Copy out all lines carrying the word "California".
***** Exercise material *****
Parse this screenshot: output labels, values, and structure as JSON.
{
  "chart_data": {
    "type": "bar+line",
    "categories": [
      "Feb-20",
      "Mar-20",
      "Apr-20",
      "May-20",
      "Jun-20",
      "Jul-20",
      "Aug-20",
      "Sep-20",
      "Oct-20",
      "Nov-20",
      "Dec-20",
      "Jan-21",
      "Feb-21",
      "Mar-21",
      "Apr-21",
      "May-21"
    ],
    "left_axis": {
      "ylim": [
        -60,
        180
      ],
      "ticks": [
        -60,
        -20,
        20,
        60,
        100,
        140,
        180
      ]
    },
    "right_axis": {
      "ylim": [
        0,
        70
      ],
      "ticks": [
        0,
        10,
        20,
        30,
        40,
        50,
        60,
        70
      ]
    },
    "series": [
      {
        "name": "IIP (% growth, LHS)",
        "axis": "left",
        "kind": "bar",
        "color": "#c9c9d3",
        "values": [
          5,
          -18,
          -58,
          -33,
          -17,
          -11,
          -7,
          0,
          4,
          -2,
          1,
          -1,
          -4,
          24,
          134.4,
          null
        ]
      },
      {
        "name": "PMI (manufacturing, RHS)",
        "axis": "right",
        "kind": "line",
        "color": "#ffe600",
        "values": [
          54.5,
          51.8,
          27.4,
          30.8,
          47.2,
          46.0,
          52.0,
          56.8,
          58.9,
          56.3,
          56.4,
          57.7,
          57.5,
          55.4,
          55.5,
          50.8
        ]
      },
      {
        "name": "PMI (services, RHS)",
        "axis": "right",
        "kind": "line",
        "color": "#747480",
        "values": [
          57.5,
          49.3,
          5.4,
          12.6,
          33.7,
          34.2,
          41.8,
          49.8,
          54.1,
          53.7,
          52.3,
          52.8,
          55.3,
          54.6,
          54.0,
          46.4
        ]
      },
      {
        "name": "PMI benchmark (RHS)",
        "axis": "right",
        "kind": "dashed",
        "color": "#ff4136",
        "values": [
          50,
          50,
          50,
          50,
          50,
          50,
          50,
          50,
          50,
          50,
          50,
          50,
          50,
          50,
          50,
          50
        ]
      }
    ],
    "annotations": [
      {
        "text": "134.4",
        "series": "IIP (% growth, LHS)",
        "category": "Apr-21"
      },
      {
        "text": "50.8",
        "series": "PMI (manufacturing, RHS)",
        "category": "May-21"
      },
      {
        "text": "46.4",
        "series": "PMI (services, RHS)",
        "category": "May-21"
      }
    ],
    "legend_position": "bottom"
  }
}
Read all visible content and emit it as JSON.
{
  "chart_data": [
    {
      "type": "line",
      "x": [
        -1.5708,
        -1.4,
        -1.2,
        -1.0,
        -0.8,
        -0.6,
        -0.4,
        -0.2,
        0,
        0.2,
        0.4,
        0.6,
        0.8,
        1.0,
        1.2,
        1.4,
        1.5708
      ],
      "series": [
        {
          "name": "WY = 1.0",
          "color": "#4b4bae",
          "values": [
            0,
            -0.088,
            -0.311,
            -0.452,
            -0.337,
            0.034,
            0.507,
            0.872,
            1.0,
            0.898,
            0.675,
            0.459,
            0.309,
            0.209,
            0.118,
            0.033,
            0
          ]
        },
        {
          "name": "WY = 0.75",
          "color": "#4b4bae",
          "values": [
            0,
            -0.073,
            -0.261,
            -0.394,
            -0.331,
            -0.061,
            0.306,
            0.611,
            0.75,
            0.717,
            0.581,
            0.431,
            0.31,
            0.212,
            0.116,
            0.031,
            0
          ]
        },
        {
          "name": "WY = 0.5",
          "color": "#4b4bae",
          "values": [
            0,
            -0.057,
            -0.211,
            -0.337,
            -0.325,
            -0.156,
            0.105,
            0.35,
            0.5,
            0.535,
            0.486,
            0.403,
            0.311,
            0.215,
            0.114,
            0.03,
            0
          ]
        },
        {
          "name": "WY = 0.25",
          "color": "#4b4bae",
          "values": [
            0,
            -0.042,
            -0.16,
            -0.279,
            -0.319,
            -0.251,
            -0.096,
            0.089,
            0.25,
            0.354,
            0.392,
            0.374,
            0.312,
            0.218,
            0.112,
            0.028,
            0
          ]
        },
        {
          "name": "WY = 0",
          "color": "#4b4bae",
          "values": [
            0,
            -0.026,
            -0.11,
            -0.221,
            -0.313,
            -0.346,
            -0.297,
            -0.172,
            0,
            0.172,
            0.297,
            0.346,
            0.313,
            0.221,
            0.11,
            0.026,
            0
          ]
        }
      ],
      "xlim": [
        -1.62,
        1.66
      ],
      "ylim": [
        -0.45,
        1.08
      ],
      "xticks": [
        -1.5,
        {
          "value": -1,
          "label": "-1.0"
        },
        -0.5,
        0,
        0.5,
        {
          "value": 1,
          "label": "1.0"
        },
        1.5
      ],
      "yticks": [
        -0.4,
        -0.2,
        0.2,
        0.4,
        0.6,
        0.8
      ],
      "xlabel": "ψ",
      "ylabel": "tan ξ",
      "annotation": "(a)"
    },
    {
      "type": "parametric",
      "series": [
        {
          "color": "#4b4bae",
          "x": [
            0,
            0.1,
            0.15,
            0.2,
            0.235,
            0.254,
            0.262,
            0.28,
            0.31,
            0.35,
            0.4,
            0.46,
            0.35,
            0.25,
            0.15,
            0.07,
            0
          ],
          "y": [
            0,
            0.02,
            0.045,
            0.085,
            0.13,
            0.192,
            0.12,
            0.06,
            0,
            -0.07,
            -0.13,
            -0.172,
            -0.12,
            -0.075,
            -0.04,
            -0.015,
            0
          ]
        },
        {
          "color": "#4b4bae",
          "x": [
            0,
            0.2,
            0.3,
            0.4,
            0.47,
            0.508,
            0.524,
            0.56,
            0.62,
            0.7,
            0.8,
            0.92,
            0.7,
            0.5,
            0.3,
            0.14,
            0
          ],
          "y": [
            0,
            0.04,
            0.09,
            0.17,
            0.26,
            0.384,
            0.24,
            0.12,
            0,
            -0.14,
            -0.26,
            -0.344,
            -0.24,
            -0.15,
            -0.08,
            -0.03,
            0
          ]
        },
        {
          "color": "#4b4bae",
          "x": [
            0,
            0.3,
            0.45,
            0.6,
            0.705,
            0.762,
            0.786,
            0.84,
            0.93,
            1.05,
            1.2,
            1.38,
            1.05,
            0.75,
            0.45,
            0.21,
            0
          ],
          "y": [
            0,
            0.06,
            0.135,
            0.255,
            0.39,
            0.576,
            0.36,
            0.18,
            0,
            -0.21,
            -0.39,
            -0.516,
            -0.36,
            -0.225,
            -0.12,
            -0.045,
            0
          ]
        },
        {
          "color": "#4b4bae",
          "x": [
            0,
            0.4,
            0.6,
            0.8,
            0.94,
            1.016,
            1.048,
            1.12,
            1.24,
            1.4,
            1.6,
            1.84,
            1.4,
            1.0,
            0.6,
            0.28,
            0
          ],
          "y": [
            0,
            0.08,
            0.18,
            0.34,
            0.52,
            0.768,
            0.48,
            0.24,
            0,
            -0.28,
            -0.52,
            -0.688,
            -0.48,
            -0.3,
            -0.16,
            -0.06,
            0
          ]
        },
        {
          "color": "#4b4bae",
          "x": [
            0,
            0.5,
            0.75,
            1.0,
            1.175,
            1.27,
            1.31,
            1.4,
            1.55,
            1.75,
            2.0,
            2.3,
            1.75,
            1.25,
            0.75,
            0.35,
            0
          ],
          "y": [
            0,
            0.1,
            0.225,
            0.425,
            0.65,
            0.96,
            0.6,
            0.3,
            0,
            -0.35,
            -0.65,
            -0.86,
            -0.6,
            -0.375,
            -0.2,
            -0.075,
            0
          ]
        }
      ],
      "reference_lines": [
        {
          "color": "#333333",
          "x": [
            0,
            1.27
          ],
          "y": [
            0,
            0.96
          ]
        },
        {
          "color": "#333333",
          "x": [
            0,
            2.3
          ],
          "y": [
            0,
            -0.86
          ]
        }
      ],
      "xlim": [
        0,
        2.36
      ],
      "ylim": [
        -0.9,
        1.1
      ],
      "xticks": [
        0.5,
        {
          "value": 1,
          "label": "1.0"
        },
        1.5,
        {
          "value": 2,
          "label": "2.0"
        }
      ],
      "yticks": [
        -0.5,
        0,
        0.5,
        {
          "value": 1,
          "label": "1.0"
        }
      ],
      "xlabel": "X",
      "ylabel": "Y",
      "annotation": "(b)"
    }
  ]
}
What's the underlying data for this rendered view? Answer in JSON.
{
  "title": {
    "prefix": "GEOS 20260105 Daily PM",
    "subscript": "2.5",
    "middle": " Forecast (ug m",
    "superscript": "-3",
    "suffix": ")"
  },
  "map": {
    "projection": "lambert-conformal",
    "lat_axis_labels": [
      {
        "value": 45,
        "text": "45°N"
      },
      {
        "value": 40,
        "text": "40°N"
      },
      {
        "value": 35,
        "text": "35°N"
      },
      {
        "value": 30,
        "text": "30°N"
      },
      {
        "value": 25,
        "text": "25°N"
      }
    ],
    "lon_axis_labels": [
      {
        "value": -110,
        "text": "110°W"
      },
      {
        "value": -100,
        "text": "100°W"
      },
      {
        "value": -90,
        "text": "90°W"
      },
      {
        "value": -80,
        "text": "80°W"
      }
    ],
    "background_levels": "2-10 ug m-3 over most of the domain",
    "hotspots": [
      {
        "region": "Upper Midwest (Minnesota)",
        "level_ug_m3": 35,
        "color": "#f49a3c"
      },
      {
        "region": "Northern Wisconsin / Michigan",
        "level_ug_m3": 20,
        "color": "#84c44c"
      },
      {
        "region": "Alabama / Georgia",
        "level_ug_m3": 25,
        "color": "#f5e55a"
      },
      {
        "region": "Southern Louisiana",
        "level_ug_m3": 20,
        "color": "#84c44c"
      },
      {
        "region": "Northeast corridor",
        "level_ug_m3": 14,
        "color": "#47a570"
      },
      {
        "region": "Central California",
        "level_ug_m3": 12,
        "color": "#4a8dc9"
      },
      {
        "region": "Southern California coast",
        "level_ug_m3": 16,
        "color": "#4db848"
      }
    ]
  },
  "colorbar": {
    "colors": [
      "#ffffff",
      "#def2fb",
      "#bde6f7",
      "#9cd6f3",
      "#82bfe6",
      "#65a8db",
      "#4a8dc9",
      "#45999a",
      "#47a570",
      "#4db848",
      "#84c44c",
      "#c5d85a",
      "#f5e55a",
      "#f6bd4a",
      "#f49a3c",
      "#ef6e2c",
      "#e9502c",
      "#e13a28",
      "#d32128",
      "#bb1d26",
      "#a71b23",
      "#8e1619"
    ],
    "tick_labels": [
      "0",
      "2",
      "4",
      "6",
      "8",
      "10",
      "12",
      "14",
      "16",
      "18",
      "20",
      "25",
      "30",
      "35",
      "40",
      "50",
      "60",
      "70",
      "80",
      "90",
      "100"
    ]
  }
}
*****
### Response to this exercise
        "region": "Central California",
        "region": "Southern California coast",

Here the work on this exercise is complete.